AIM: Look through the listing and locate every line containing the word "color"; copy those lines.
-- Begin --
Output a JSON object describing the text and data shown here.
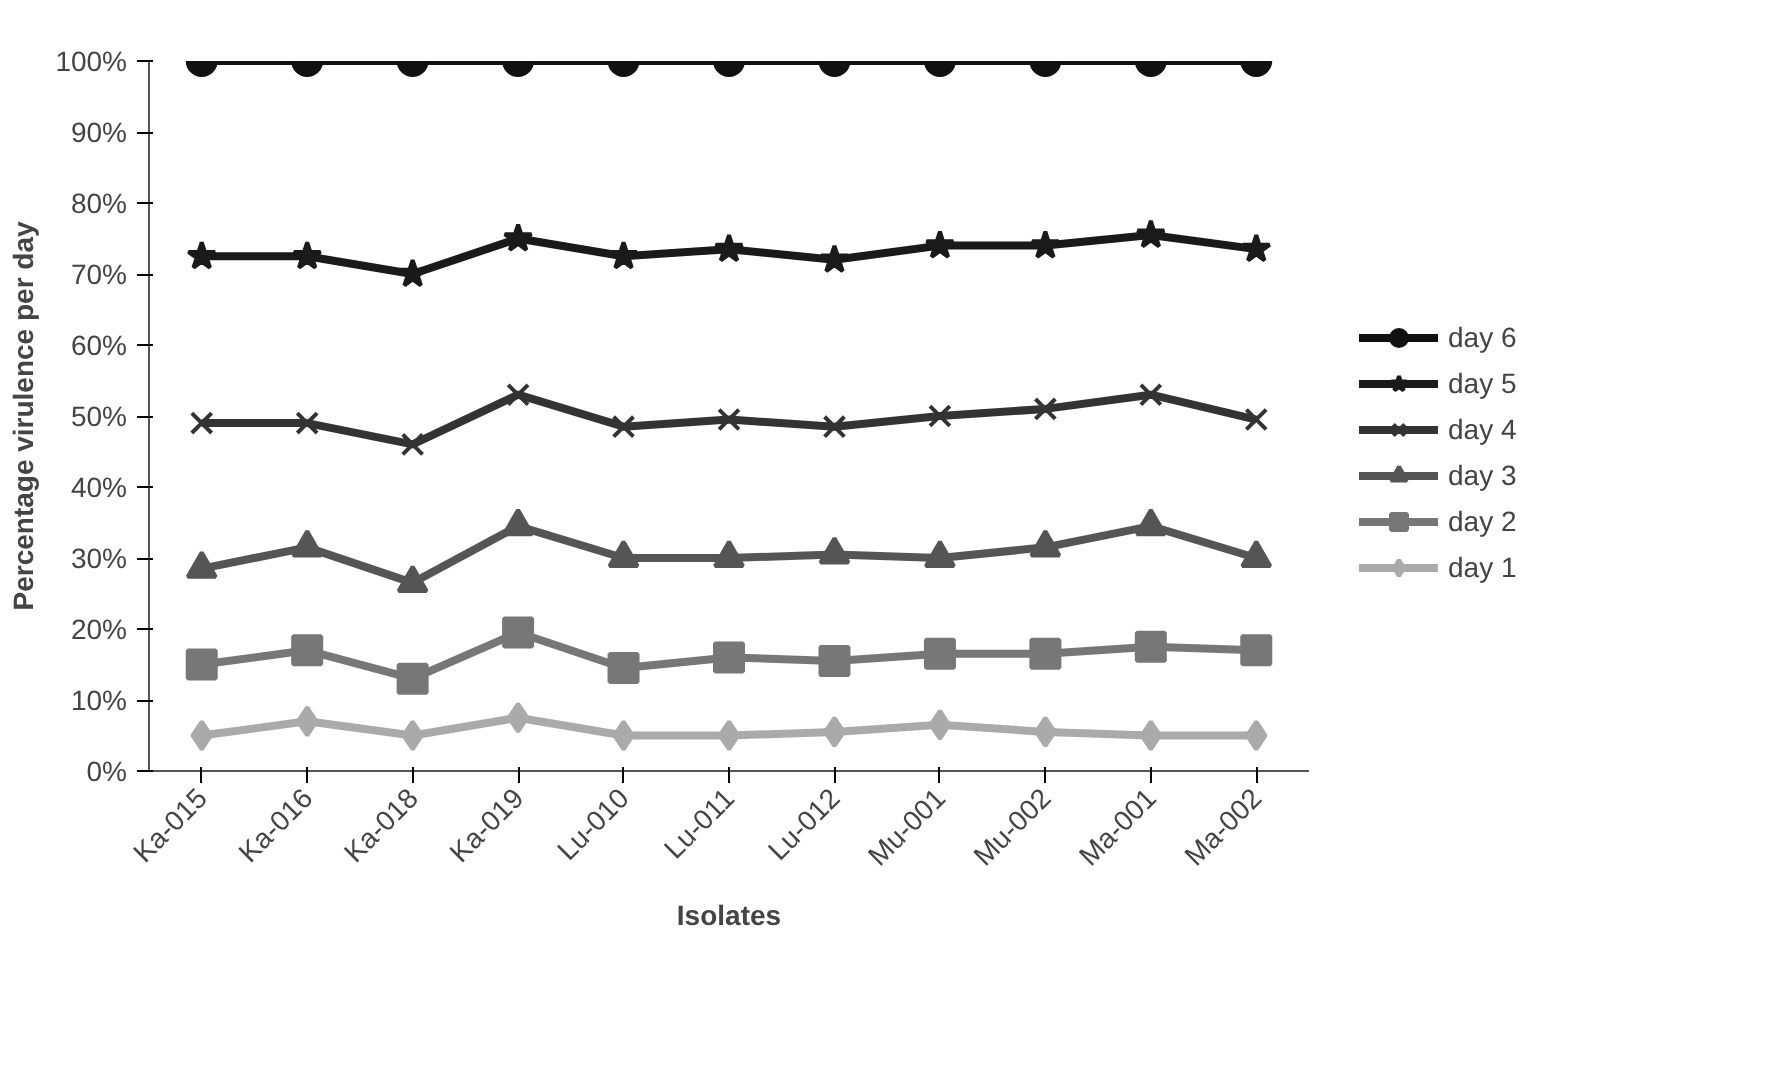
{
  "chart_data": {
    "type": "line",
    "xlabel": "Isolates",
    "ylabel": "Percentage virulence per day",
    "categories": [
      "Ka-015",
      "Ka-016",
      "Ka-018",
      "Ka-019",
      "Lu-010",
      "Lu-011",
      "Lu-012",
      "Mu-001",
      "Mu-002",
      "Ma-001",
      "Ma-002"
    ],
    "ylim": [
      0,
      100
    ],
    "yticks": [
      {
        "value": 0,
        "label": "0%"
      },
      {
        "value": 10,
        "label": "10%"
      },
      {
        "value": 20,
        "label": "20%"
      },
      {
        "value": 30,
        "label": "30%"
      },
      {
        "value": 40,
        "label": "40%"
      },
      {
        "value": 50,
        "label": "50%"
      },
      {
        "value": 60,
        "label": "60%"
      },
      {
        "value": 70,
        "label": "70%"
      },
      {
        "value": 80,
        "label": "80%"
      },
      {
        "value": 90,
        "label": "90%"
      },
      {
        "value": 100,
        "label": "100%"
      }
    ],
    "grid": false,
    "legend": "right",
    "series": [
      {
        "name": "day 6",
        "color": "#111111",
        "marker": "circle",
        "values": [
          100,
          100,
          100,
          100,
          100,
          100,
          100,
          100,
          100,
          100,
          100
        ]
      },
      {
        "name": "day 5",
        "color": "#1a1a1a",
        "marker": "star",
        "values": [
          72.5,
          72.5,
          70,
          75,
          72.5,
          73.5,
          72,
          74,
          74,
          75.5,
          73.5
        ]
      },
      {
        "name": "day 4",
        "color": "#333333",
        "marker": "cross",
        "values": [
          49,
          49,
          46,
          53,
          48.5,
          49.5,
          48.5,
          50,
          51,
          53,
          49.5
        ]
      },
      {
        "name": "day 3",
        "color": "#555555",
        "marker": "triangle",
        "values": [
          28.5,
          31.5,
          26.5,
          34.5,
          30,
          30,
          30.5,
          30,
          31.5,
          34.5,
          30
        ]
      },
      {
        "name": "day 2",
        "color": "#777777",
        "marker": "square",
        "values": [
          15,
          17,
          13,
          19.5,
          14.5,
          16,
          15.5,
          16.5,
          16.5,
          17.5,
          17
        ]
      },
      {
        "name": "day 1",
        "color": "#aaaaaa",
        "marker": "diamond",
        "values": [
          5,
          7,
          5,
          7.5,
          5,
          5,
          5.5,
          6.5,
          5.5,
          5,
          5
        ]
      }
    ]
  }
}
-- End --
ANSWER TO THE PROBLEM:
        "color": "#111111",
        "color": "#1a1a1a",
        "color": "#333333",
        "color": "#555555",
        "color": "#777777",
        "color": "#aaaaaa",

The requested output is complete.